Start Record excerpts

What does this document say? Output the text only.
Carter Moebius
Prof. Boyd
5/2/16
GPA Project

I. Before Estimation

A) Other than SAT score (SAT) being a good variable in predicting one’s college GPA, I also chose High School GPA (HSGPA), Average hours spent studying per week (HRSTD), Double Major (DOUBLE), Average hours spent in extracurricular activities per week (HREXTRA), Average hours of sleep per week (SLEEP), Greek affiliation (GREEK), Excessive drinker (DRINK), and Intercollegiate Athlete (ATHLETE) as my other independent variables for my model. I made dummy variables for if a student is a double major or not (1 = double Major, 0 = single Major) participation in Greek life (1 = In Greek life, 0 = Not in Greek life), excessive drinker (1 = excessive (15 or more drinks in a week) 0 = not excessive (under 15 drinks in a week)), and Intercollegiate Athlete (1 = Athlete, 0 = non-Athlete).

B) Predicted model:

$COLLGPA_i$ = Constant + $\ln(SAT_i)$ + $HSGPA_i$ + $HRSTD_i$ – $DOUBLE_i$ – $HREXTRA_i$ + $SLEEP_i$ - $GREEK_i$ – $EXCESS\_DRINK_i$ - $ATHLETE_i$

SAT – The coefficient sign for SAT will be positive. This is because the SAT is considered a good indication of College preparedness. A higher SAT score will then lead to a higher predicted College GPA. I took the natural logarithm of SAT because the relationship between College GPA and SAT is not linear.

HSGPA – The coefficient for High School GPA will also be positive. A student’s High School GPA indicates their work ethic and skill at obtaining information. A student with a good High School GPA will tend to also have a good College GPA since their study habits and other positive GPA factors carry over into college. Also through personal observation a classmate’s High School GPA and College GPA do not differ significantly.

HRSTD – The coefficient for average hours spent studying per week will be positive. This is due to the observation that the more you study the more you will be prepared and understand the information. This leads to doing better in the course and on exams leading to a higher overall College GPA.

End Record excerpts

The task: Write out all the data again, exactly as it appears.

The output:
What does this document say? Output the text only.
Carter Moebius
Prof. Boyd
5/2/16
GPA Project

I. Before Estimation

A) Other than SAT score (SAT) being a good variable in predicting one’s college GPA, I also chose High School GPA (HSGPA), Average hours spent studying per week (HRSTD), Double Major (DOUBLE), Average hours spent in extracurricular activities per week (HREXTRA), Average hours of sleep per week (SLEEP), Greek affiliation (GREEK), Excessive drinker (DRINK), and Intercollegiate Athlete (ATHLETE) as my other independent variables for my model. I made dummy variables for if a student is a double major or not (1 = double Major, 0 = single Major) participation in Greek life (1 = In Greek life, 0 = Not in Greek life), excessive drinker (1 = excessive (15 or more drinks in a week) 0 = not excessive (under 15 drinks in a week)), and Intercollegiate Athlete (1 = Athlete, 0 = non-Athlete).

B) Predicted model:

$COLLGPA_i$ = Constant + $\ln(SAT_i)$ + $HSGPA_i$ + $HRSTD_i$ – $DOUBLE_i$ – $HREXTRA_i$ + $SLEEP_i$ - $GREEK_i$ – $EXCESS\_DRINK_i$ - $ATHLETE_i$

SAT – The coefficient sign for SAT will be positive. This is because the SAT is considered a good indication of College preparedness. A higher SAT score will then lead to a higher predicted College GPA. I took the natural logarithm of SAT because the relationship between College GPA and SAT is not linear.

HSGPA – The coefficient for High School GPA will also be positive. A student’s High School GPA indicates their work ethic and skill at obtaining information. A student with a good High School GPA will tend to also have a good College GPA since their study habits and other positive GPA factors carry over into college. Also through personal observation a classmate’s High School GPA and College GPA do not differ significantly.

HRSTD – The coefficient for average hours spent studying per week will be positive. This is due to the observation that the more you study the more you will be prepared and understand the information. This leads to doing better in the course and on exams leading to a higher overall College GPA.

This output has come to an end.